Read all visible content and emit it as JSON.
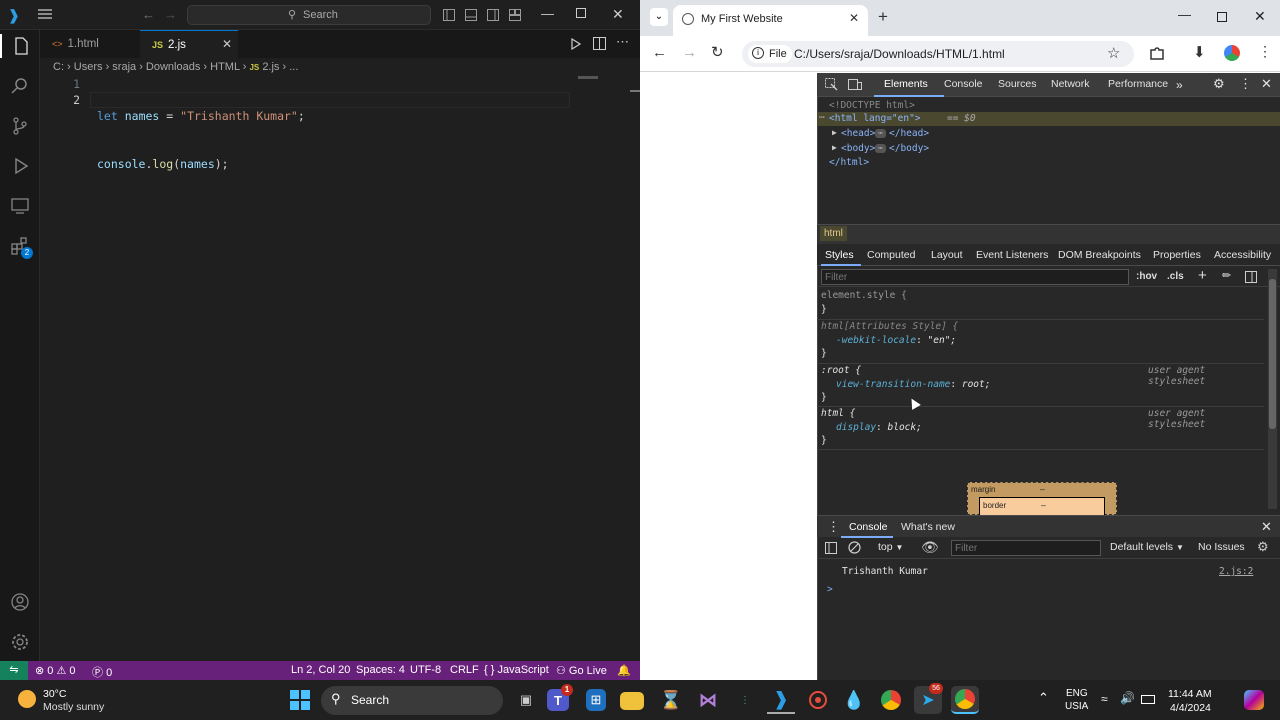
{
  "vscode": {
    "search_placeholder": "Search",
    "tabs": [
      {
        "label": "1.html",
        "icon": "<>"
      },
      {
        "label": "2.js",
        "icon": "JS"
      }
    ],
    "breadcrumb": [
      "C:",
      "Users",
      "sraja",
      "Downloads",
      "HTML",
      "2.js",
      "..."
    ],
    "breadcrumb_js_icon": "JS",
    "line_numbers": [
      "1",
      "2"
    ],
    "code": {
      "l1_kw": "let",
      "l1_var": "names",
      "l1_eq": "=",
      "l1_str": "\"Trishanth Kumar\"",
      "l1_end": ";",
      "l2_obj": "console",
      "l2_dot": ".",
      "l2_fn": "log",
      "l2_open": "(",
      "l2_arg": "names",
      "l2_close": ");"
    },
    "extensions_badge": "2",
    "status": {
      "errors": "0",
      "warnings": "0",
      "ports": "0",
      "position": "Ln 2, Col 20",
      "spaces": "Spaces: 4",
      "encoding": "UTF-8",
      "eol": "CRLF",
      "language": "{ } JavaScript",
      "golive": "Go Live"
    }
  },
  "chrome": {
    "tab_title": "My First Website",
    "url_chip": "File",
    "url": "C:/Users/sraja/Downloads/HTML/1.html"
  },
  "devtools": {
    "main_tabs": [
      "Elements",
      "Console",
      "Sources",
      "Network",
      "Performance"
    ],
    "dom": {
      "doctype": "<!DOCTYPE html>",
      "html_open": "<html lang=\"en\">",
      "html_suffix": "== $0",
      "head": "<head>",
      "head_close": "</head>",
      "body": "<body>",
      "body_close": "</body>",
      "html_close": "</html>"
    },
    "crumb": "html",
    "panel_tabs": [
      "Styles",
      "Computed",
      "Layout",
      "Event Listeners",
      "DOM Breakpoints",
      "Properties",
      "Accessibility"
    ],
    "filter_placeholder": "Filter",
    "hov": ":hov",
    "cls": ".cls",
    "rules": [
      {
        "selector": "element.style {",
        "props": [],
        "close": "}",
        "origin": ""
      },
      {
        "selector": "html[Attributes Style] {",
        "props": [
          {
            "name": "-webkit-locale",
            "value": "\"en\";"
          }
        ],
        "close": "}",
        "origin": ""
      },
      {
        "selector": ":root {",
        "props": [
          {
            "name": "view-transition-name",
            "value": "root;"
          }
        ],
        "close": "}",
        "origin": "user agent stylesheet"
      },
      {
        "selector": "html {",
        "props": [
          {
            "name": "display",
            "value": "block;"
          }
        ],
        "close": "}",
        "origin": "user agent stylesheet"
      }
    ],
    "boxmodel": {
      "margin": "margin",
      "margin_val": "–",
      "border": "border",
      "border_val": "–"
    },
    "drawer_tabs": [
      "Console",
      "What's new"
    ],
    "console_context": "top",
    "console_filter_placeholder": "Filter",
    "levels": "Default levels",
    "issues": "No Issues",
    "log_text": "Trishanth Kumar",
    "log_source": "2.js:2",
    "prompt": ">"
  },
  "taskbar": {
    "temp": "30°C",
    "weather": "Mostly sunny",
    "search": "Search",
    "lang1": "ENG",
    "lang2": "USIA",
    "time": "11:44 AM",
    "date": "4/4/2024",
    "teams_badge": "1",
    "chrome_badge": "56"
  },
  "colors": {
    "vscode_status": "#68217a",
    "accent": "#0078d4",
    "devtools_bg": "#282828"
  }
}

PROBLEM TO SOLVE: Copy every line above that holds the word "Downloads".

FINAL ANSWER:
      "Downloads",
    "url": "C:/Users/sraja/Downloads/HTML/1.html"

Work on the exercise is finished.